Extracted records:
** start **
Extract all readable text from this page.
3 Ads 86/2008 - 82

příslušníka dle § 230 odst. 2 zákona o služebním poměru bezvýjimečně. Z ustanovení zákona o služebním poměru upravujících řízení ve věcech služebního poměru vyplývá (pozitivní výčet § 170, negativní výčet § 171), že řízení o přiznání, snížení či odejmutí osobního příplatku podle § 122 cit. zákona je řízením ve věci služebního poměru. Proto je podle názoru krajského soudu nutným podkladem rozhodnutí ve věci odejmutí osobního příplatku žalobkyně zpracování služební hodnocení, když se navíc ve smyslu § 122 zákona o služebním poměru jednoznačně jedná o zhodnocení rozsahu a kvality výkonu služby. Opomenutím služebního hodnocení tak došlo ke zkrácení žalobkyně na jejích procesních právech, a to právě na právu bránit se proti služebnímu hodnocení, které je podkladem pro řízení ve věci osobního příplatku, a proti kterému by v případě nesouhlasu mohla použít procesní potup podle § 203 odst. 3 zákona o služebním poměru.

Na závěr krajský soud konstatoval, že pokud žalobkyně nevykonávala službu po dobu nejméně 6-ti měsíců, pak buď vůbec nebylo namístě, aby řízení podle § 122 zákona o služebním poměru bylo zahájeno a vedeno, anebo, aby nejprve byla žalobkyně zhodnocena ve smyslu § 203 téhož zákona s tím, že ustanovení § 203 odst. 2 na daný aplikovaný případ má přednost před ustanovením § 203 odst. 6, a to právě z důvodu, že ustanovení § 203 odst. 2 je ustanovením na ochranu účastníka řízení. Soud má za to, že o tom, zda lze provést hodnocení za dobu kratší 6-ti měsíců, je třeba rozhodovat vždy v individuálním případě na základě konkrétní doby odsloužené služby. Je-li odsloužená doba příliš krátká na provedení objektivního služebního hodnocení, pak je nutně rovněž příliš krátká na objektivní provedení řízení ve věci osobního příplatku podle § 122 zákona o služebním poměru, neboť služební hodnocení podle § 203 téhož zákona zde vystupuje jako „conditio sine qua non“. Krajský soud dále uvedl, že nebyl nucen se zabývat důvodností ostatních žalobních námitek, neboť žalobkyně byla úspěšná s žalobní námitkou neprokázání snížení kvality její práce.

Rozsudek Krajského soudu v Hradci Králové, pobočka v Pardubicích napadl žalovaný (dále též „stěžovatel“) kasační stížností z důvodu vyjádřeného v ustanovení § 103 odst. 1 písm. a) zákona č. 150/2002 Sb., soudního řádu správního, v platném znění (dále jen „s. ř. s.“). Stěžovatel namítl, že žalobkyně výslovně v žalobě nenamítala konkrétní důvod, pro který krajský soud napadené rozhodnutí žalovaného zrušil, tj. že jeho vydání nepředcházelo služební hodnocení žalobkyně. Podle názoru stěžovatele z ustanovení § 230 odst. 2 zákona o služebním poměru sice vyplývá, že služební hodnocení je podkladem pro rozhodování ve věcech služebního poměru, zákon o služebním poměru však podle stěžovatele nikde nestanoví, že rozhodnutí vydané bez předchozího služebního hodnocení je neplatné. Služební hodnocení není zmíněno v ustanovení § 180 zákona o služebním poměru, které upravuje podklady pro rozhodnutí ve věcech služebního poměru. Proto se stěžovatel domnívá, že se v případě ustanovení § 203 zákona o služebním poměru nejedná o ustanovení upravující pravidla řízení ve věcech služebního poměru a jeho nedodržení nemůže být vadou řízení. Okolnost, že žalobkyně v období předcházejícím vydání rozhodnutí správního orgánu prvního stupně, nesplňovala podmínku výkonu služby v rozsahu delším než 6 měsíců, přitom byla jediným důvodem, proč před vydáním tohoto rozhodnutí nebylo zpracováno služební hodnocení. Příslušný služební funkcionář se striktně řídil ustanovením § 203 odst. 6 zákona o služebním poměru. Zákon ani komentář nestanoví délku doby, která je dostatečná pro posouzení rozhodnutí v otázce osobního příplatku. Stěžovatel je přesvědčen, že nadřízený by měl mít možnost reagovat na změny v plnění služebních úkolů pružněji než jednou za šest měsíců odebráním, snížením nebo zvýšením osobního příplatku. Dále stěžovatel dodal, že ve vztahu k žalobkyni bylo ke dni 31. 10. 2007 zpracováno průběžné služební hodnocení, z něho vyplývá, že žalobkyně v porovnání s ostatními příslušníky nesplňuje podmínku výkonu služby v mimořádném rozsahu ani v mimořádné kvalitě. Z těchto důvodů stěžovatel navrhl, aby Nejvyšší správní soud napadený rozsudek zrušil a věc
** end **
= Your instructions =
Extract the full listing above without alteration.

= Written reply =
Extract all readable text from this page.
3 Ads 86/2008 - 82

příslušníka dle § 230 odst. 2 zákona o služebním poměru bezvýjimečně. Z ustanovení zákona o služebním poměru upravujících řízení ve věcech služebního poměru vyplývá (pozitivní výčet § 170, negativní výčet § 171), že řízení o přiznání, snížení či odejmutí osobního příplatku podle § 122 cit. zákona je řízením ve věci služebního poměru. Proto je podle názoru krajského soudu nutným podkladem rozhodnutí ve věci odejmutí osobního příplatku žalobkyně zpracování služební hodnocení, když se navíc ve smyslu § 122 zákona o služebním poměru jednoznačně jedná o zhodnocení rozsahu a kvality výkonu služby. Opomenutím služebního hodnocení tak došlo ke zkrácení žalobkyně na jejích procesních právech, a to právě na právu bránit se proti služebnímu hodnocení, které je podkladem pro řízení ve věci osobního příplatku, a proti kterému by v případě nesouhlasu mohla použít procesní potup podle § 203 odst. 3 zákona o služebním poměru.

Na závěr krajský soud konstatoval, že pokud žalobkyně nevykonávala službu po dobu nejméně 6-ti měsíců, pak buď vůbec nebylo namístě, aby řízení podle § 122 zákona o služebním poměru bylo zahájeno a vedeno, anebo, aby nejprve byla žalobkyně zhodnocena ve smyslu § 203 téhož zákona s tím, že ustanovení § 203 odst. 2 na daný aplikovaný případ má přednost před ustanovením § 203 odst. 6, a to právě z důvodu, že ustanovení § 203 odst. 2 je ustanovením na ochranu účastníka řízení. Soud má za to, že o tom, zda lze provést hodnocení za dobu kratší 6-ti měsíců, je třeba rozhodovat vždy v individuálním případě na základě konkrétní doby odsloužené služby. Je-li odsloužená doba příliš krátká na provedení objektivního služebního hodnocení, pak je nutně rovněž příliš krátká na objektivní provedení řízení ve věci osobního příplatku podle § 122 zákona o služebním poměru, neboť služební hodnocení podle § 203 téhož zákona zde vystupuje jako „conditio sine qua non“. Krajský soud dále uvedl, že nebyl nucen se zabývat důvodností ostatních žalobních námitek, neboť žalobkyně byla úspěšná s žalobní námitkou neprokázání snížení kvality její práce.

Rozsudek Krajského soudu v Hradci Králové, pobočka v Pardubicích napadl žalovaný (dále též „stěžovatel“) kasační stížností z důvodu vyjádřeného v ustanovení § 103 odst. 1 písm. a) zákona č. 150/2002 Sb., soudního řádu správního, v platném znění (dále jen „s. ř. s.“). Stěžovatel namítl, že žalobkyně výslovně v žalobě nenamítala konkrétní důvod, pro který krajský soud napadené rozhodnutí žalovaného zrušil, tj. že jeho vydání nepředcházelo služební hodnocení žalobkyně. Podle názoru stěžovatele z ustanovení § 230 odst. 2 zákona o služebním poměru sice vyplývá, že služební hodnocení je podkladem pro rozhodování ve věcech služebního poměru, zákon o služebním poměru však podle stěžovatele nikde nestanoví, že rozhodnutí vydané bez předchozího služebního hodnocení je neplatné. Služební hodnocení není zmíněno v ustanovení § 180 zákona o služebním poměru, které upravuje podklady pro rozhodnutí ve věcech služebního poměru. Proto se stěžovatel domnívá, že se v případě ustanovení § 203 zákona o služebním poměru nejedná o ustanovení upravující pravidla řízení ve věcech služebního poměru a jeho nedodržení nemůže být vadou řízení. Okolnost, že žalobkyně v období předcházejícím vydání rozhodnutí správního orgánu prvního stupně, nesplňovala podmínku výkonu služby v rozsahu delším než 6 měsíců, přitom byla jediným důvodem, proč před vydáním tohoto rozhodnutí nebylo zpracováno služební hodnocení. Příslušný služební funkcionář se striktně řídil ustanovením § 203 odst. 6 zákona o služebním poměru. Zákon ani komentář nestanoví délku doby, která je dostatečná pro posouzení rozhodnutí v otázce osobního příplatku. Stěžovatel je přesvědčen, že nadřízený by měl mít možnost reagovat na změny v plnění služebních úkolů pružněji než jednou za šest měsíců odebráním, snížením nebo zvýšením osobního příplatku. Dále stěžovatel dodal, že ve vztahu k žalobkyni bylo ke dni 31. 10. 2007 zpracováno průběžné služební hodnocení, z něho vyplývá, že žalobkyně v porovnání s ostatními příslušníky nesplňuje podmínku výkonu služby v mimořádném rozsahu ani v mimořádné kvalitě. Z těchto důvodů stěžovatel navrhl, aby Nejvyšší správní soud napadený rozsudek zrušil a věc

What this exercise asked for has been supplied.